## START Information provided

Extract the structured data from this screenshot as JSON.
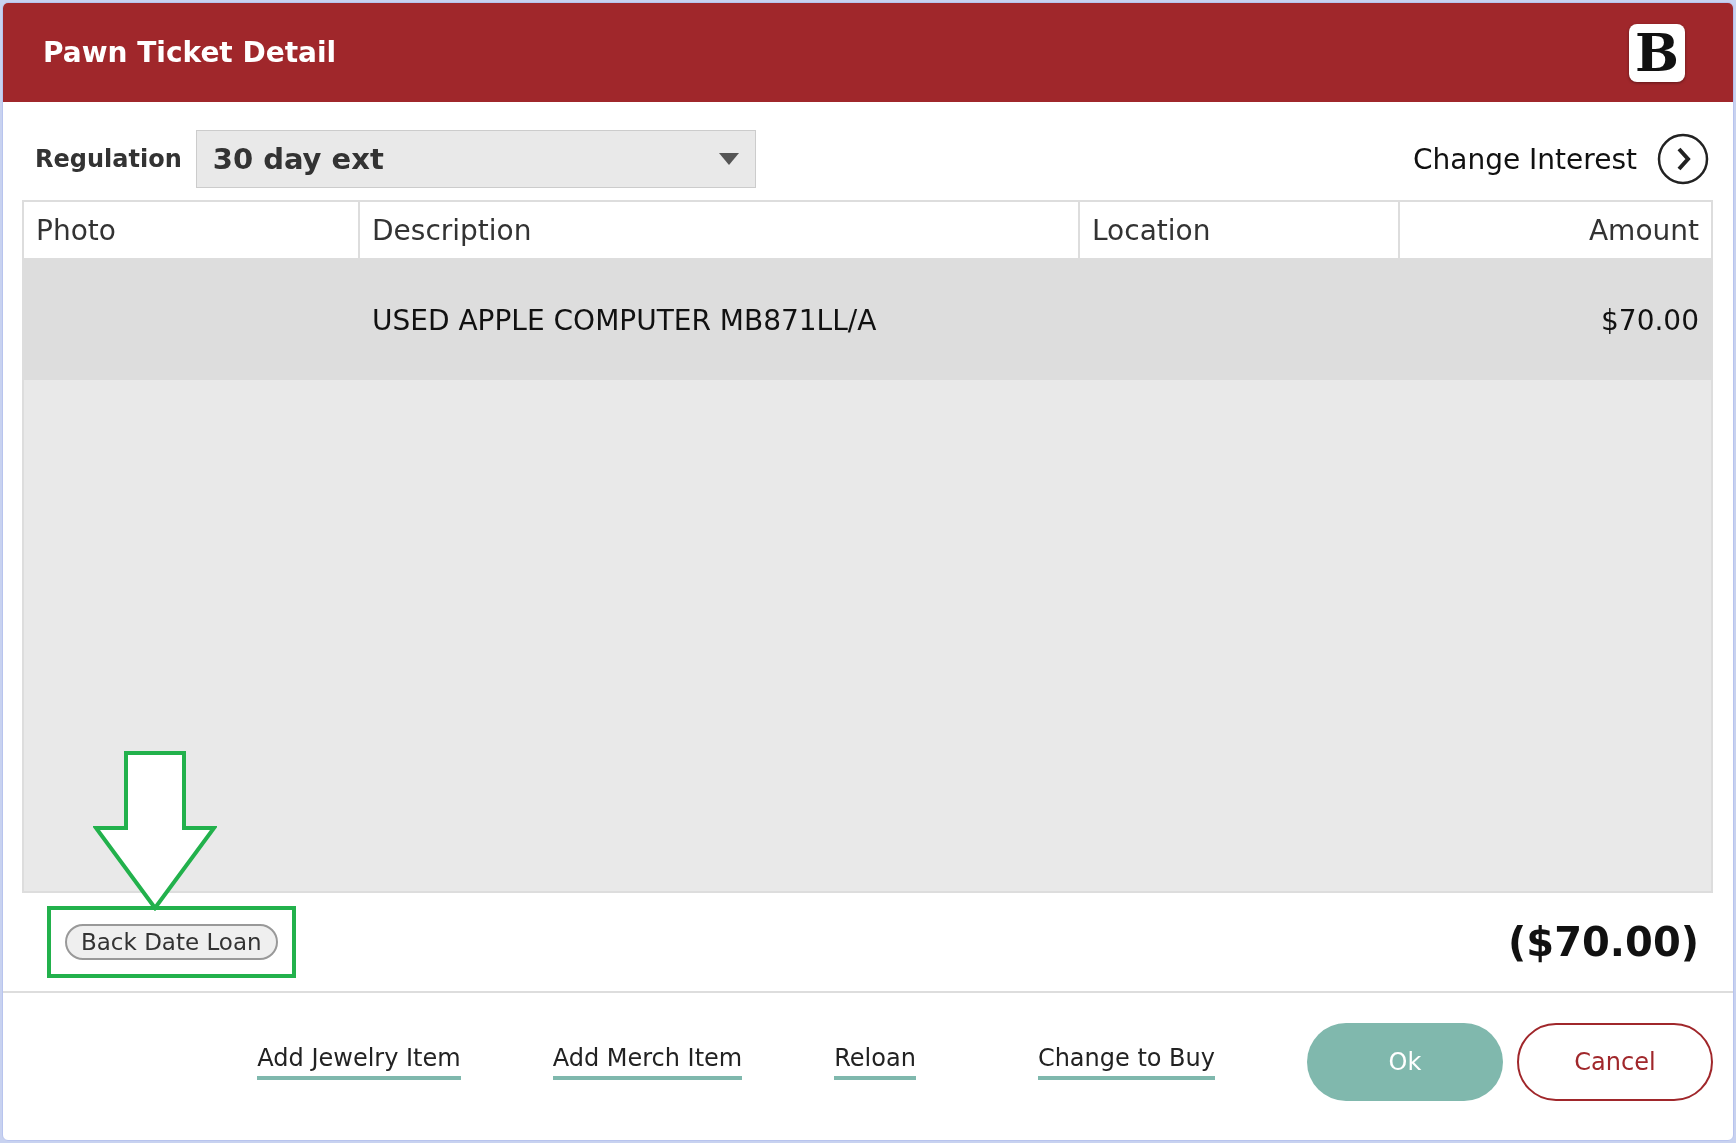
{
  "window": {
    "title": "Pawn Ticket Detail",
    "logo": "B"
  },
  "regulation": {
    "label": "Regulation",
    "value": "30 day ext"
  },
  "change_interest": {
    "label": "Change Interest"
  },
  "table": {
    "columns": [
      "Photo",
      "Description",
      "Location",
      "Amount"
    ],
    "rows": [
      {
        "photo": "",
        "description": "USED APPLE COMPUTER MB871LL/A",
        "location": "",
        "amount": "$70.00",
        "selected": true
      }
    ]
  },
  "back_date_button": {
    "label": "Back Date Loan",
    "highlighted": true
  },
  "total": "($70.00)",
  "links": [
    "Add Jewelry Item",
    "Add Merch Item",
    "Reloan",
    "Change to Buy"
  ],
  "buttons": [
    {
      "label": "Ok",
      "kind": "primary"
    },
    {
      "label": "Cancel",
      "kind": "secondary"
    }
  ]
}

## END Information provided

What to produce: Each line above is to be copied verbatim. Drop any image from the copy.

Correct output:
Extract the structured data from this screenshot as JSON.
{
  "window": {
    "title": "Pawn Ticket Detail",
    "logo": "B"
  },
  "regulation": {
    "label": "Regulation",
    "value": "30 day ext"
  },
  "change_interest": {
    "label": "Change Interest"
  },
  "table": {
    "columns": [
      "Photo",
      "Description",
      "Location",
      "Amount"
    ],
    "rows": [
      {
        "photo": "",
        "description": "USED APPLE COMPUTER MB871LL/A",
        "location": "",
        "amount": "$70.00",
        "selected": true
      }
    ]
  },
  "back_date_button": {
    "label": "Back Date Loan",
    "highlighted": true
  },
  "total": "($70.00)",
  "links": [
    "Add Jewelry Item",
    "Add Merch Item",
    "Reloan",
    "Change to Buy"
  ],
  "buttons": [
    {
      "label": "Ok",
      "kind": "primary"
    },
    {
      "label": "Cancel",
      "kind": "secondary"
    }
  ]
}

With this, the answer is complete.